**STATED EXERCISE:** Records follow. Select each line holding "rgba".

**INFORMATION GIVEN:**
★ ★ ★ ★

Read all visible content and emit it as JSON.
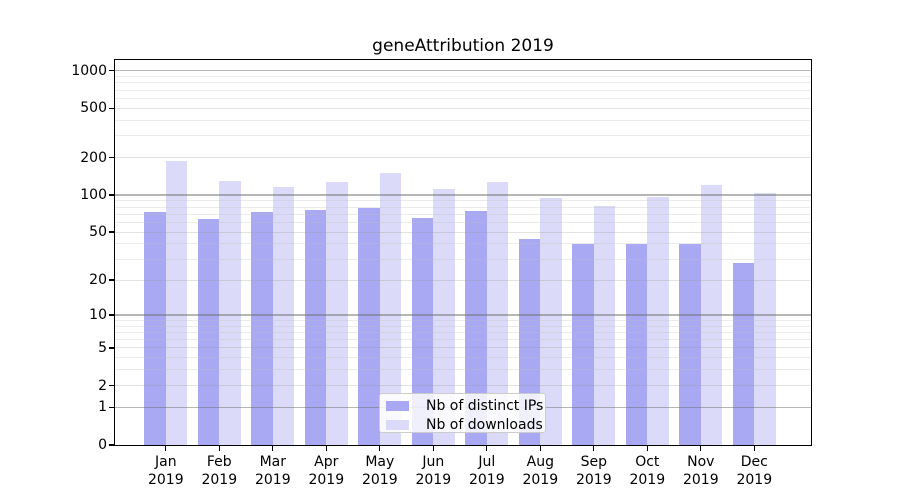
{
  "figure": {
    "title": "geneAttribution 2019"
  },
  "legend": {
    "items": [
      {
        "label": "Nb of distinct IPs",
        "color": "#a9a9f3"
      },
      {
        "label": "Nb of downloads",
        "color": "#dbdbf9"
      }
    ]
  },
  "axes": {
    "y_tick_labels": [
      "0",
      "1",
      "2",
      "5",
      "10",
      "20",
      "50",
      "100",
      "200",
      "500",
      "1000"
    ],
    "x_months": [
      "Jan",
      "Feb",
      "Mar",
      "Apr",
      "May",
      "Jun",
      "Jul",
      "Aug",
      "Sep",
      "Oct",
      "Nov",
      "Dec"
    ],
    "x_year": "2019"
  },
  "colors": {
    "grid_decade": "rgba(110,110,110,0.5)",
    "grid_labeled": "rgba(150,150,150,0.28)",
    "grid_minor": "rgba(190,190,190,0.3)",
    "spine": "#000000",
    "background": "#ffffff"
  },
  "chart_data": {
    "type": "bar",
    "title": "geneAttribution 2019",
    "categories": [
      "Jan 2019",
      "Feb 2019",
      "Mar 2019",
      "Apr 2019",
      "May 2019",
      "Jun 2019",
      "Jul 2019",
      "Aug 2019",
      "Sep 2019",
      "Oct 2019",
      "Nov 2019",
      "Dec 2019"
    ],
    "series": [
      {
        "name": "Nb of distinct IPs",
        "color": "#a9a9f3",
        "values": [
          73,
          64,
          73,
          76,
          79,
          65,
          74,
          44,
          40,
          40,
          40,
          28
        ]
      },
      {
        "name": "Nb of downloads",
        "color": "#dbdbf9",
        "values": [
          190,
          131,
          117,
          128,
          152,
          113,
          128,
          94,
          82,
          97,
          120,
          104
        ]
      }
    ],
    "xlabel": "",
    "ylabel": "",
    "y_scale": "log10(value+1)",
    "y_ticks": [
      0,
      1,
      2,
      5,
      10,
      20,
      50,
      100,
      200,
      500,
      1000
    ],
    "ylim": [
      0,
      1220
    ],
    "grid": "on",
    "grid_over_bars": true,
    "legend_position": "lower center"
  }
}
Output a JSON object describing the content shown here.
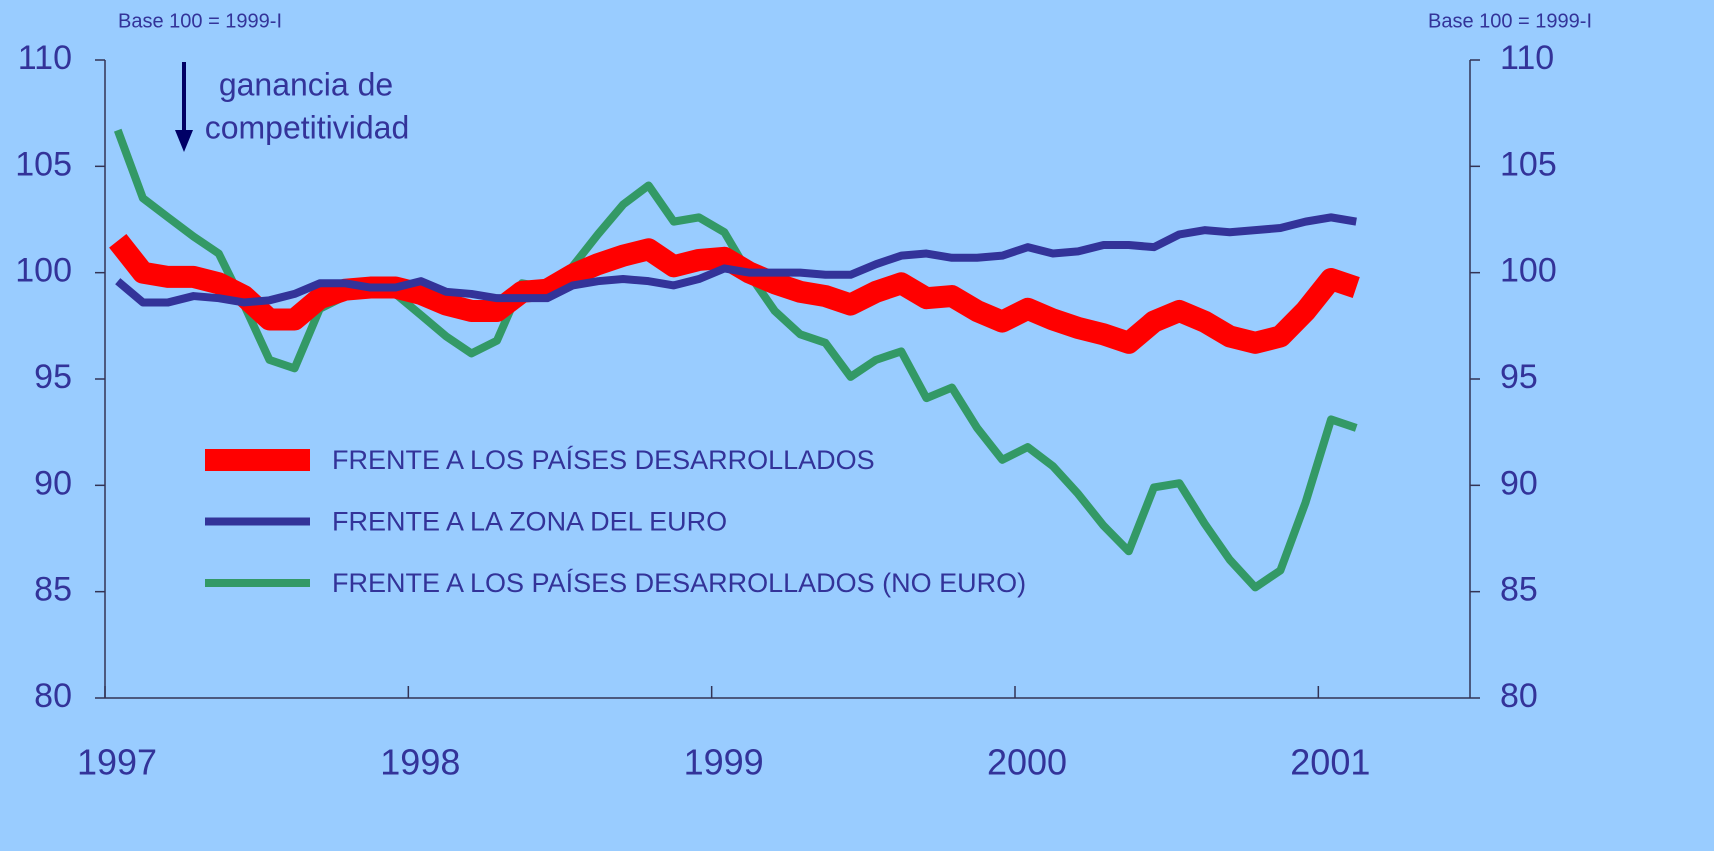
{
  "chart_data": {
    "type": "line",
    "annotations": [
      "Base 100 = 1999-I",
      "Base 100 = 1999-I",
      "ganancia de",
      "competitividad"
    ],
    "x": [
      1997.042,
      1997.125,
      1997.208,
      1997.292,
      1997.375,
      1997.458,
      1997.542,
      1997.625,
      1997.708,
      1997.792,
      1997.875,
      1997.958,
      1998.042,
      1998.125,
      1998.208,
      1998.292,
      1998.375,
      1998.458,
      1998.542,
      1998.625,
      1998.708,
      1998.792,
      1998.875,
      1998.958,
      1999.042,
      1999.125,
      1999.208,
      1999.292,
      1999.375,
      1999.458,
      1999.542,
      1999.625,
      1999.708,
      1999.792,
      1999.875,
      1999.958,
      2000.042,
      2000.125,
      2000.208,
      2000.292,
      2000.375,
      2000.458,
      2000.542,
      2000.625,
      2000.708,
      2000.792,
      2000.875,
      2000.958,
      2001.042,
      2001.125
    ],
    "series": [
      {
        "name": "FRENTE A LOS PAÍSES DESARROLLADOS",
        "color": "#ff0000",
        "values": [
          101.5,
          100.0,
          99.8,
          99.8,
          99.5,
          98.9,
          97.8,
          97.8,
          98.8,
          99.2,
          99.3,
          99.3,
          99.0,
          98.5,
          98.2,
          98.2,
          99.1,
          99.2,
          99.9,
          100.4,
          100.8,
          101.1,
          100.3,
          100.6,
          100.7,
          100.0,
          99.5,
          99.1,
          98.9,
          98.5,
          99.1,
          99.5,
          98.8,
          98.9,
          98.2,
          97.7,
          98.3,
          97.8,
          97.4,
          97.1,
          96.7,
          97.7,
          98.2,
          97.7,
          97.0,
          96.7,
          97.0,
          98.2,
          99.7,
          99.3
        ]
      },
      {
        "name": "FRENTE A LA ZONA DEL EURO",
        "color": "#333399",
        "values": [
          99.6,
          98.6,
          98.6,
          98.9,
          98.8,
          98.6,
          98.7,
          99.0,
          99.5,
          99.5,
          99.3,
          99.3,
          99.6,
          99.1,
          99.0,
          98.8,
          98.8,
          98.8,
          99.4,
          99.6,
          99.7,
          99.6,
          99.4,
          99.7,
          100.2,
          100.0,
          100.0,
          100.0,
          99.9,
          99.9,
          100.4,
          100.8,
          100.9,
          100.7,
          100.7,
          100.8,
          101.2,
          100.9,
          101.0,
          101.3,
          101.3,
          101.2,
          101.8,
          102.0,
          101.9,
          102.0,
          102.1,
          102.4,
          102.6,
          102.4
        ]
      },
      {
        "name": "FRENTE A LOS PAÍSES DESARROLLADOS (NO EURO)",
        "color": "#339966",
        "values": [
          106.7,
          103.5,
          102.6,
          101.7,
          100.9,
          98.5,
          95.9,
          95.5,
          98.3,
          98.9,
          99.4,
          99.0,
          98.0,
          97.0,
          96.2,
          96.8,
          99.5,
          99.3,
          100.3,
          101.8,
          103.2,
          104.1,
          102.4,
          102.6,
          101.9,
          99.9,
          98.2,
          97.1,
          96.7,
          95.1,
          95.9,
          96.3,
          94.1,
          94.6,
          92.7,
          91.2,
          91.8,
          90.9,
          89.6,
          88.1,
          86.9,
          89.9,
          90.1,
          88.2,
          86.5,
          85.2,
          86.0,
          89.2,
          93.1,
          92.7
        ]
      }
    ],
    "xlim": [
      1997,
      2001.5
    ],
    "xticks": [
      1997,
      1998,
      1999,
      2000,
      2001
    ],
    "ylim": [
      80,
      110
    ],
    "yticks": [
      80,
      85,
      90,
      95,
      100,
      105,
      110
    ],
    "y2lim": [
      80,
      110
    ],
    "y2ticks": [
      80,
      85,
      90,
      95,
      100,
      105,
      110
    ]
  }
}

★ ★ ★ ★

**WORKED SOLUTION:**
    "grid_decade": "rgba(110,110,110,0.5)",
    "grid_labeled": "rgba(150,150,150,0.28)",
    "grid_minor": "rgba(190,190,190,0.3)",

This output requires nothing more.